### [Task to complete]
Copy out the lines of the data below verbatim, starting at the line that contains "- x-tick-label: 20March 2015- 19" and ending at the line that contains "- y-tick-label: 1.6: [52, 75, 70, 90]", with both of those lines included.

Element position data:

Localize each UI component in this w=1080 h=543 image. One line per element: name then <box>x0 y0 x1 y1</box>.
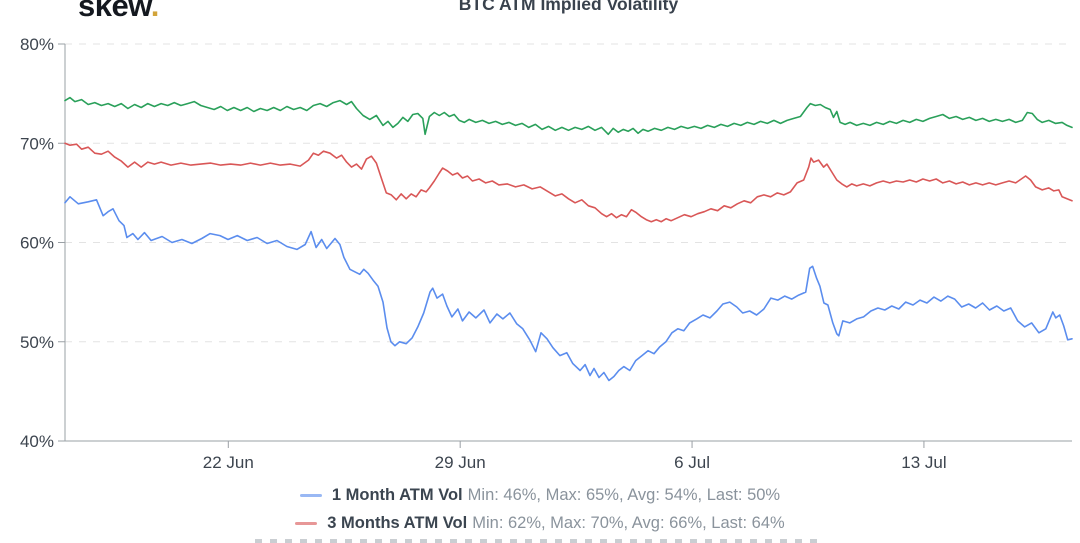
x-tick-label: 6 Jul <box>674 453 710 472</box>
legend-item-3m[interactable]: 3 Months ATM Vol Min: 62%, Max: 70%, Avg:… <box>295 509 785 537</box>
skew-logo[interactable]: skew. <box>78 0 159 21</box>
series-line-green <box>64 96 1073 136</box>
y-tick-label: 70% <box>20 134 54 153</box>
legend-row-cutoff <box>255 539 825 543</box>
legend-stats: Min: 46%, Max: 65%, Avg: 54%, Last: 50% <box>467 485 781 504</box>
legend-dash-icon <box>299 493 322 497</box>
skew-logo-dot: . <box>150 0 160 23</box>
legend-dash-icon <box>295 521 318 525</box>
legend-stats: Min: 62%, Max: 70%, Avg: 66%, Last: 64% <box>472 513 785 532</box>
legend-label: 1 Month ATM Vol <box>331 485 463 504</box>
legend-item-1m[interactable]: 1 Month ATM Vol Min: 46%, Max: 65%, Avg: … <box>299 481 781 509</box>
x-tick-label: 22 Jun <box>203 453 254 472</box>
x-tick-label: 29 Jun <box>435 453 486 472</box>
y-tick-label: 40% <box>20 432 54 451</box>
y-tick-label: 80% <box>20 35 54 54</box>
x-tick-label: 13 Jul <box>901 453 946 472</box>
chart-canvas[interactable]: 40% 50% 60% 70% 80% 22 Jun 29 Jun 6 Jul 13 Jul <box>0 0 1080 481</box>
skew-logo-text: skew <box>78 0 151 23</box>
y-tick-label: 60% <box>20 234 54 253</box>
chart-title: BTC ATM Implied Volatility <box>458 0 679 14</box>
series-line-3m <box>64 142 1073 223</box>
chart-legend: 1 Month ATM Vol Min: 46%, Max: 65%, Avg: … <box>0 481 1080 537</box>
legend-label: 3 Months ATM Vol <box>327 513 468 532</box>
series-line-1m <box>64 196 1073 382</box>
y-tick-label: 50% <box>20 333 54 352</box>
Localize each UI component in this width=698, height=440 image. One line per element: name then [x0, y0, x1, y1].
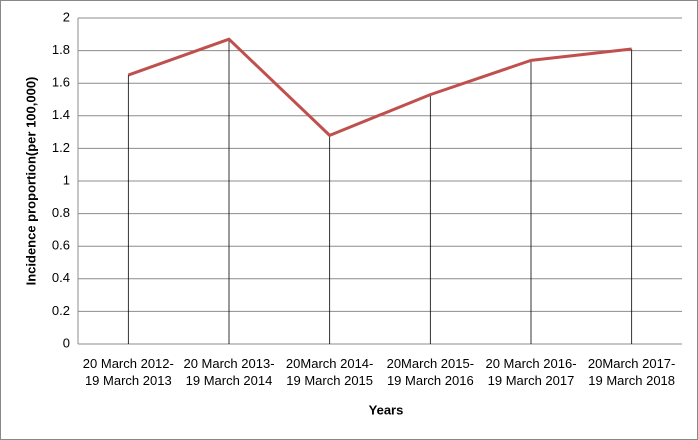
- x-tick-label: 20March 2015- 19 March 2016: [386, 356, 475, 388]
- x-tick-label: 20 March 2016- 19 March 2017: [485, 356, 577, 388]
- y-tick-label: 1.4: [52, 107, 70, 122]
- y-tick-label: 1.6: [52, 75, 70, 90]
- x-tick-label: 20March 2017- 19 March 2018: [587, 356, 676, 388]
- y-tick-label: 0.8: [52, 205, 70, 220]
- y-tick-label: 0.4: [52, 270, 70, 285]
- y-tick-label: 1.2: [52, 140, 70, 155]
- data-line: [127, 37, 632, 137]
- y-tick-label: 0.2: [52, 303, 70, 318]
- x-tick-label: 20March 2014- 19 March 2015: [285, 356, 374, 388]
- x-tick-label: 20 March 2012- 19 March 2013: [82, 356, 174, 388]
- x-axis-title: Years: [369, 402, 404, 417]
- y-tick-label: 1: [63, 172, 70, 187]
- y-tick-label: 2: [63, 9, 70, 24]
- x-tick-label: 20 March 2013- 19 March 2014: [183, 356, 275, 388]
- y-tick-label: 0: [63, 335, 70, 350]
- y-tick-label: 1.8: [52, 42, 70, 57]
- y-tick-label: 0.6: [52, 238, 70, 253]
- y-axis-title: Incidence proportion(per 100,000): [23, 77, 38, 286]
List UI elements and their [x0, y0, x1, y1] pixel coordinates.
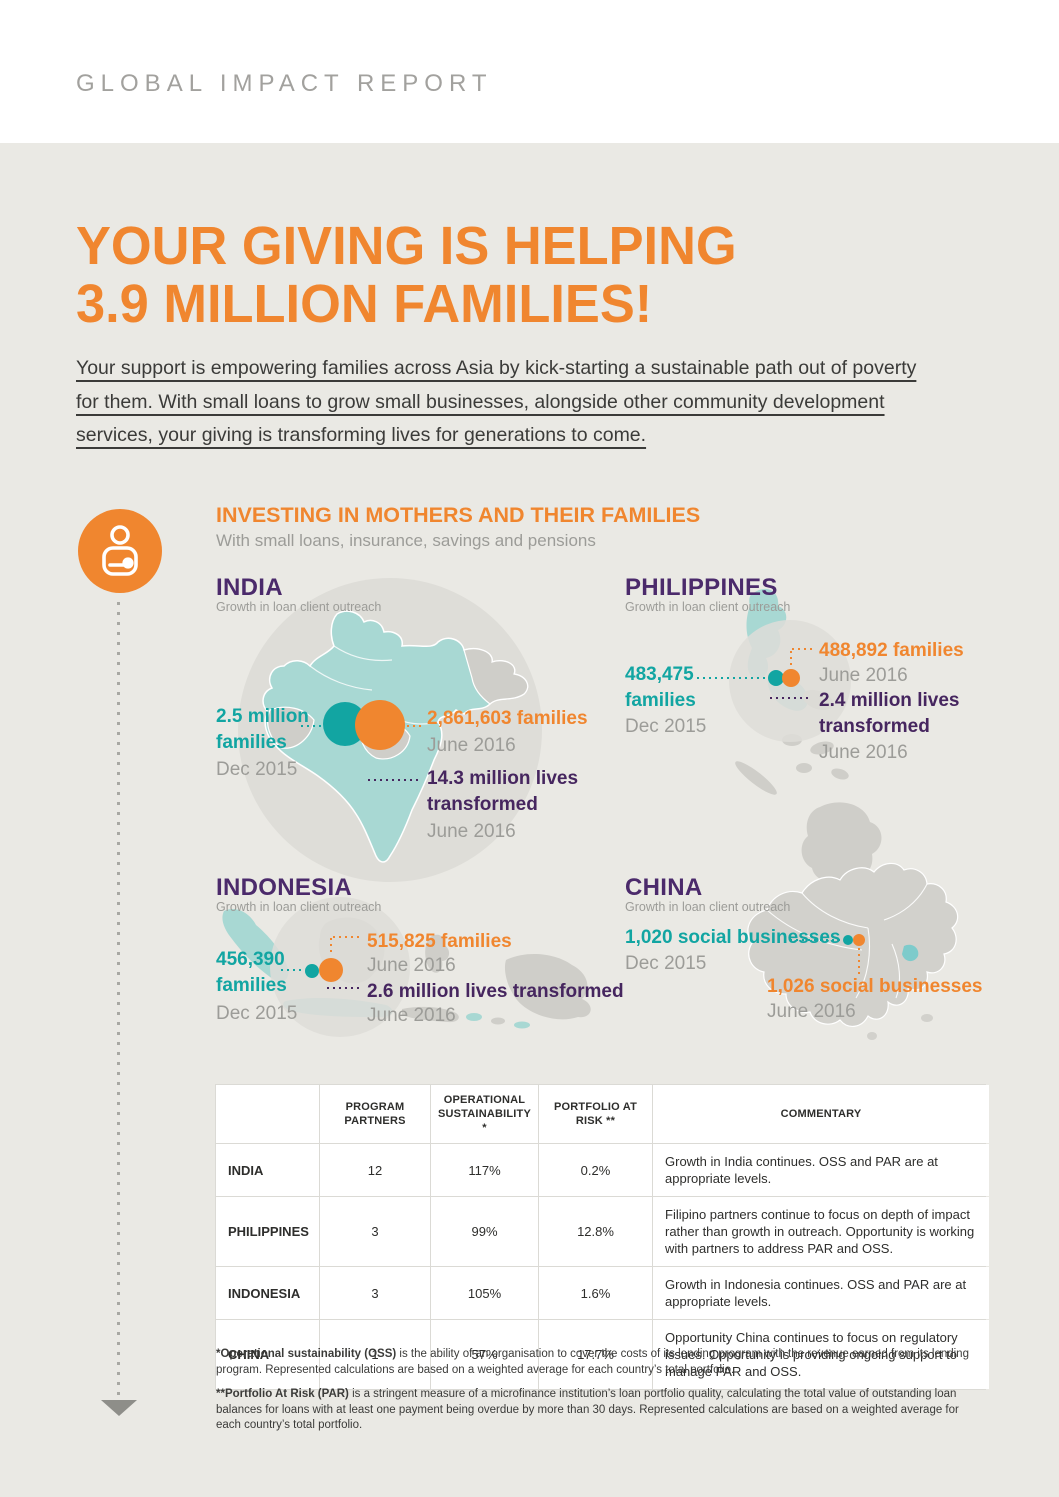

### [Solved exercise]
- x-tick-label: 20March 2015- 19 March 2016: [386, 356, 475, 388]
- x-tick-label: 20 March 2016- 19 March 2017: [485, 356, 577, 388]
- y-tick-label: 1.4: [52, 107, 70, 122]
- y-tick-label: 1.6: [52, 75, 70, 90]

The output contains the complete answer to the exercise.